> _Exercise requirements_
Go through the listing and write out all of it exactly.

====== Records shown ======

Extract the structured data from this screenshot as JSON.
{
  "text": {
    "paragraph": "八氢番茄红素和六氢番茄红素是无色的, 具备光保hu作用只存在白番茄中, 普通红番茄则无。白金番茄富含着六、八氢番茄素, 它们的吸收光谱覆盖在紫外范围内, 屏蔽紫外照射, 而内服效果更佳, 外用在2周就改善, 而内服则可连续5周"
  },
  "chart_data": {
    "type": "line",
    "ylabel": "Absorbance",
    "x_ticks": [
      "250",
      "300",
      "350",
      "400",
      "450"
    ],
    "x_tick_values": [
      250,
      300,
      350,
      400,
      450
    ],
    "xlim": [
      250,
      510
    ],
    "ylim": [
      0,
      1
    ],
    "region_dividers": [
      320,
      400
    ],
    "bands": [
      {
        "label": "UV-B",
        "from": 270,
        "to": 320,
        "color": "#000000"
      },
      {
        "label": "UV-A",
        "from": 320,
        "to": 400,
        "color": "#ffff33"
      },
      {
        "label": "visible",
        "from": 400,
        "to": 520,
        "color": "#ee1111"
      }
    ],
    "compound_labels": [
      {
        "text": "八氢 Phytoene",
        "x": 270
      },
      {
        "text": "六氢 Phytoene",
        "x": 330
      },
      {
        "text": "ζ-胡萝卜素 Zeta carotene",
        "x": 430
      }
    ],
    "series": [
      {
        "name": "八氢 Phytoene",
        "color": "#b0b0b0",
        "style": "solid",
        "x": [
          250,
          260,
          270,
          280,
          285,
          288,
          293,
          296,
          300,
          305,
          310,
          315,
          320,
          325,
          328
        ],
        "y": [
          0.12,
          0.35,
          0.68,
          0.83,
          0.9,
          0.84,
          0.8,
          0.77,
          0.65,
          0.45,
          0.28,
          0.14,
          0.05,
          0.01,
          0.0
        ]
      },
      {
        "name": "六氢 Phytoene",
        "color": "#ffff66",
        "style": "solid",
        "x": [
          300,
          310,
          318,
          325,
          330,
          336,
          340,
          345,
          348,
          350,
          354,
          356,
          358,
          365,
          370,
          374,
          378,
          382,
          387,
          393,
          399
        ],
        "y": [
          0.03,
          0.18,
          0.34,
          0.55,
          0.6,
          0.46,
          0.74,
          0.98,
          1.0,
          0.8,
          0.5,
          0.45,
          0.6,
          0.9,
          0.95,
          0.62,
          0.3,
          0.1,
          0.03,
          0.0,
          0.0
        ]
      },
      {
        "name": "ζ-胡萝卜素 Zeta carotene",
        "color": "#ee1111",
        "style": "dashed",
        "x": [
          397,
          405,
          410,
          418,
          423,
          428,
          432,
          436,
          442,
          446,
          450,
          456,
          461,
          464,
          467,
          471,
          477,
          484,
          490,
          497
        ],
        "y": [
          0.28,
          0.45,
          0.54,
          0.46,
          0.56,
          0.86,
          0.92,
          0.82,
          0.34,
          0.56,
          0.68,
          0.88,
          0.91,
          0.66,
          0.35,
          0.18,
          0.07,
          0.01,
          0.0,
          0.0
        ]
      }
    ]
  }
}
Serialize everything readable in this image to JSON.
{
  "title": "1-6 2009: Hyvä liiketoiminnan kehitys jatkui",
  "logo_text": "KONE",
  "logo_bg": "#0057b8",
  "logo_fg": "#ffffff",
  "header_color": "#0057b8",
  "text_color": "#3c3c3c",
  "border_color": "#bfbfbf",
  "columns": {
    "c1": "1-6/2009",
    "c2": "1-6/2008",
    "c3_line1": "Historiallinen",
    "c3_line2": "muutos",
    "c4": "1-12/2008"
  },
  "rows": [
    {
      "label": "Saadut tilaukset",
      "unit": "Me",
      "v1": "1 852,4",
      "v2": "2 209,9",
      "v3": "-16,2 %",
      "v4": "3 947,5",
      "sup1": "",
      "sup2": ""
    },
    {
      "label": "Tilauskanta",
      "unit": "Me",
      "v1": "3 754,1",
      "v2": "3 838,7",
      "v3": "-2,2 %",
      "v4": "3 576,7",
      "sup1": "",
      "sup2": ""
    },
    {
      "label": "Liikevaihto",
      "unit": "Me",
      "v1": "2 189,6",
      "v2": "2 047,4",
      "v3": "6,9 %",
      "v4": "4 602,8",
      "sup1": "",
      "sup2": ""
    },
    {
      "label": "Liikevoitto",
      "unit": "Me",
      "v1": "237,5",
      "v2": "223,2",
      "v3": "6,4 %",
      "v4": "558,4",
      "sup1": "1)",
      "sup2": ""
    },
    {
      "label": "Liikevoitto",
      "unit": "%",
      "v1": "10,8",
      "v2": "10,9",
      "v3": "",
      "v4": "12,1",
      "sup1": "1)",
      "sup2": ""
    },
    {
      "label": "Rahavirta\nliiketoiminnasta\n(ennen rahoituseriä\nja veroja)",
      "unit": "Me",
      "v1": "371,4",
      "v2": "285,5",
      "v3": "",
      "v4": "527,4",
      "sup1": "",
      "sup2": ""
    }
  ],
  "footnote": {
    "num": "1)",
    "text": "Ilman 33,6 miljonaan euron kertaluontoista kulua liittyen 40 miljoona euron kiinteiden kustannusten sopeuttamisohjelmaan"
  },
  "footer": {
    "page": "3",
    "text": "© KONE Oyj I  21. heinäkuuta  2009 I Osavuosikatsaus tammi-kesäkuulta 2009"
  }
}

======

> _Answer for the task_
Extract the structured data from this screenshot as JSON.
{
  "text": {
    "paragraph": "八氢番茄红素和六氢番茄红素是无色的, 具备光保hu作用只存在白番茄中, 普通红番茄则无。白金番茄富含着六、八氢番茄素, 它们的吸收光谱覆盖在紫外范围内, 屏蔽紫外照射, 而内服效果更佳, 外用在2周就改善, 而内服则可连续5周"
  },
  "chart_data": {
    "type": "line",
    "ylabel": "Absorbance",
    "x_ticks": [
      "250",
      "300",
      "350",
      "400",
      "450"
    ],
    "x_tick_values": [
      250,
      300,
      350,
      400,
      450
    ],
    "xlim": [
      250,
      510
    ],
    "ylim": [
      0,
      1
    ],
    "region_dividers": [
      320,
      400
    ],
    "bands": [
      {
        "label": "UV-B",
        "from": 270,
        "to": 320,
        "color": "#000000"
      },
      {
        "label": "UV-A",
        "from": 320,
        "to": 400,
        "color": "#ffff33"
      },
      {
        "label": "visible",
        "from": 400,
        "to": 520,
        "color": "#ee1111"
      }
    ],
    "compound_labels": [
      {
        "text": "八氢 Phytoene",
        "x": 270
      },
      {
        "text": "六氢 Phytoene",
        "x": 330
      },
      {
        "text": "ζ-胡萝卜素 Zeta carotene",
        "x": 430
      }
    ],
    "series": [
      {
        "name": "八氢 Phytoene",
        "color": "#b0b0b0",
        "style": "solid",
        "x": [
          250,
          260,
          270,
          280,
          285,
          288,
          293,
          296,
          300,
          305,
          310,
          315,
          320,
          325,
          328
        ],
        "y": [
          0.12,
          0.35,
          0.68,
          0.83,
          0.9,
          0.84,
          0.8,
          0.77,
          0.65,
          0.45,
          0.28,
          0.14,
          0.05,
          0.01,
          0.0
        ]
      },
      {
        "name": "六氢 Phytoene",
        "color": "#ffff66",
        "style": "solid",
        "x": [
          300,
          310,
          318,
          325,
          330,
          336,
          340,
          345,
          348,
          350,
          354,
          356,
          358,
          365,
          370,
          374,
          378,
          382,
          387,
          393,
          399
        ],
        "y": [
          0.03,
          0.18,
          0.34,
          0.55,
          0.6,
          0.46,
          0.74,
          0.98,
          1.0,
          0.8,
          0.5,
          0.45,
          0.6,
          0.9,
          0.95,
          0.62,
          0.3,
          0.1,
          0.03,
          0.0,
          0.0
        ]
      },
      {
        "name": "ζ-胡萝卜素 Zeta carotene",
        "color": "#ee1111",
        "style": "dashed",
        "x": [
          397,
          405,
          410,
          418,
          423,
          428,
          432,
          436,
          442,
          446,
          450,
          456,
          461,
          464,
          467,
          471,
          477,
          484,
          490,
          497
        ],
        "y": [
          0.28,
          0.45,
          0.54,
          0.46,
          0.56,
          0.86,
          0.92,
          0.82,
          0.34,
          0.56,
          0.68,
          0.88,
          0.91,
          0.66,
          0.35,
          0.18,
          0.07,
          0.01,
          0.0,
          0.0
        ]
      }
    ]
  }
}
Serialize everything readable in this image to JSON.
{
  "title": "1-6 2009: Hyvä liiketoiminnan kehitys jatkui",
  "logo_text": "KONE",
  "logo_bg": "#0057b8",
  "logo_fg": "#ffffff",
  "header_color": "#0057b8",
  "text_color": "#3c3c3c",
  "border_color": "#bfbfbf",
  "columns": {
    "c1": "1-6/2009",
    "c2": "1-6/2008",
    "c3_line1": "Historiallinen",
    "c3_line2": "muutos",
    "c4": "1-12/2008"
  },
  "rows": [
    {
      "label": "Saadut tilaukset",
      "unit": "Me",
      "v1": "1 852,4",
      "v2": "2 209,9",
      "v3": "-16,2 %",
      "v4": "3 947,5",
      "sup1": "",
      "sup2": ""
    },
    {
      "label": "Tilauskanta",
      "unit": "Me",
      "v1": "3 754,1",
      "v2": "3 838,7",
      "v3": "-2,2 %",
      "v4": "3 576,7",
      "sup1": "",
      "sup2": ""
    },
    {
      "label": "Liikevaihto",
      "unit": "Me",
      "v1": "2 189,6",
      "v2": "2 047,4",
      "v3": "6,9 %",
      "v4": "4 602,8",
      "sup1": "",
      "sup2": ""
    },
    {
      "label": "Liikevoitto",
      "unit": "Me",
      "v1": "237,5",
      "v2": "223,2",
      "v3": "6,4 %",
      "v4": "558,4",
      "sup1": "1)",
      "sup2": ""
    },
    {
      "label": "Liikevoitto",
      "unit": "%",
      "v1": "10,8",
      "v2": "10,9",
      "v3": "",
      "v4": "12,1",
      "sup1": "1)",
      "sup2": ""
    },
    {
      "label": "Rahavirta\nliiketoiminnasta\n(ennen rahoituseriä\nja veroja)",
      "unit": "Me",
      "v1": "371,4",
      "v2": "285,5",
      "v3": "",
      "v4": "527,4",
      "sup1": "",
      "sup2": ""
    }
  ],
  "footnote": {
    "num": "1)",
    "text": "Ilman 33,6 miljonaan euron kertaluontoista kulua liittyen 40 miljoona euron kiinteiden kustannusten sopeuttamisohjelmaan"
  },
  "footer": {
    "page": "3",
    "text": "© KONE Oyj I  21. heinäkuuta  2009 I Osavuosikatsaus tammi-kesäkuulta 2009"
  }
}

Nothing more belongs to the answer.